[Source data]
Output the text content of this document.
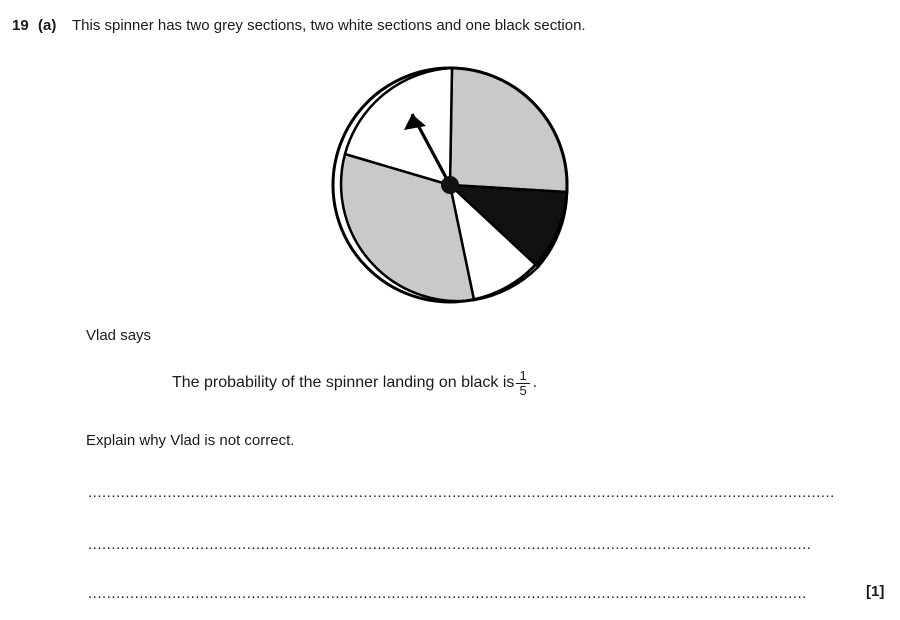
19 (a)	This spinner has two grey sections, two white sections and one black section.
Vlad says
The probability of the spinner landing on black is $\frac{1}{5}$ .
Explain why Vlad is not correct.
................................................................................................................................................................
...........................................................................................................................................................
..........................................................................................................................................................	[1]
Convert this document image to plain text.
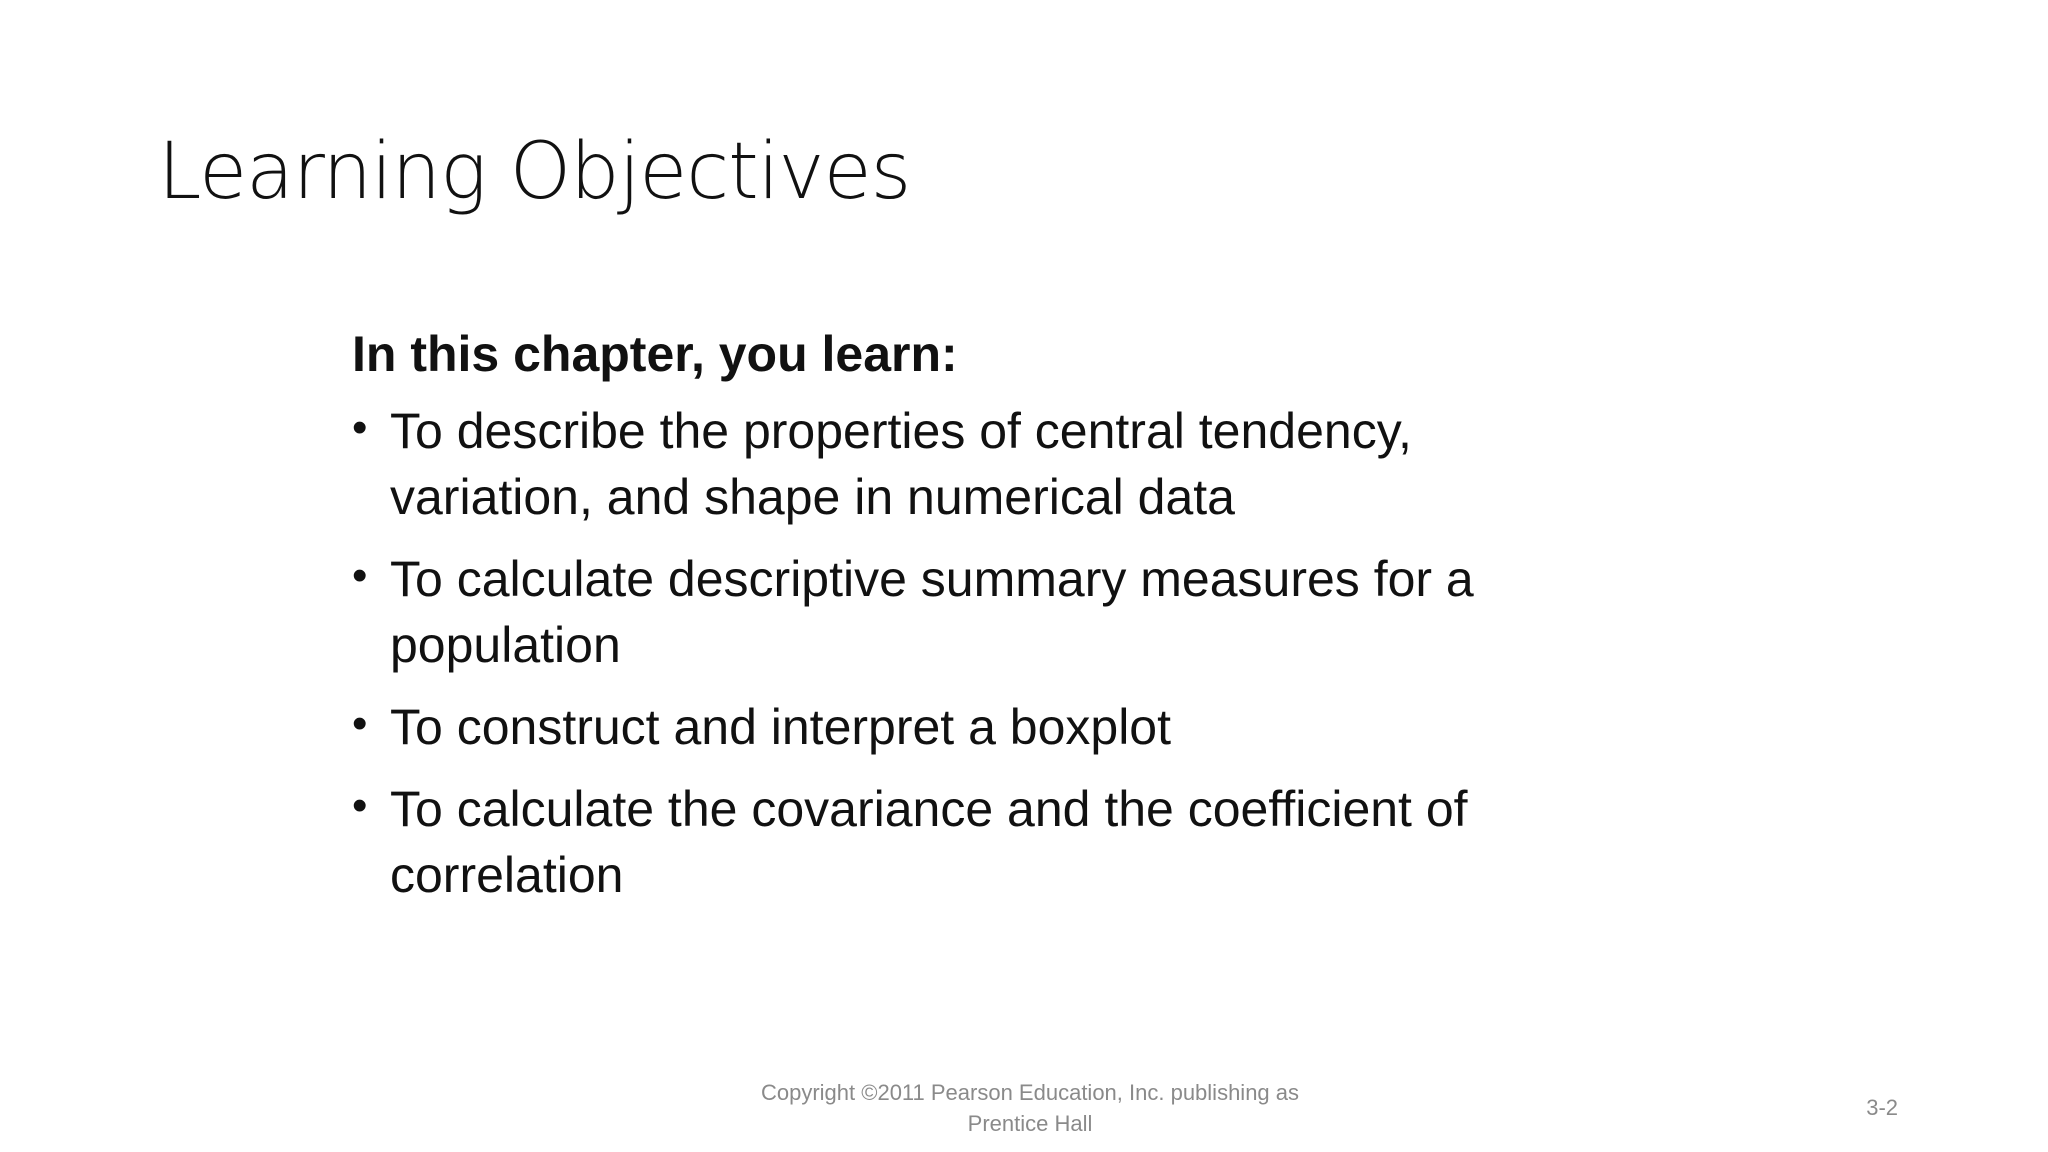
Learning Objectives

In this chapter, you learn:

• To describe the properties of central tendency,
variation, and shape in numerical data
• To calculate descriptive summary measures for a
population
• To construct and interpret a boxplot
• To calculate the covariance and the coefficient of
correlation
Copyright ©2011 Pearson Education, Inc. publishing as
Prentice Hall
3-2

== Task directions ==
Quote the preceding listing precisely and completely, omitting its images.

== Written response ==
Output the text content of this document.
19 (a)	This spinner has two grey sections, two white sections and one black section.
Vlad says
The probability of the spinner landing on black is $\frac{1}{5}$ .
Explain why Vlad is not correct.
................................................................................................................................................................
...........................................................................................................................................................
..........................................................................................................................................................	[1]
Convert this document image to plain text.
Learning Objectives

In this chapter, you learn:

• To describe the properties of central tendency,
variation, and shape in numerical data
• To calculate descriptive summary measures for a
population
• To construct and interpret a boxplot
• To calculate the covariance and the coefficient of
correlation
Copyright ©2011 Pearson Education, Inc. publishing as
Prentice Hall
3-2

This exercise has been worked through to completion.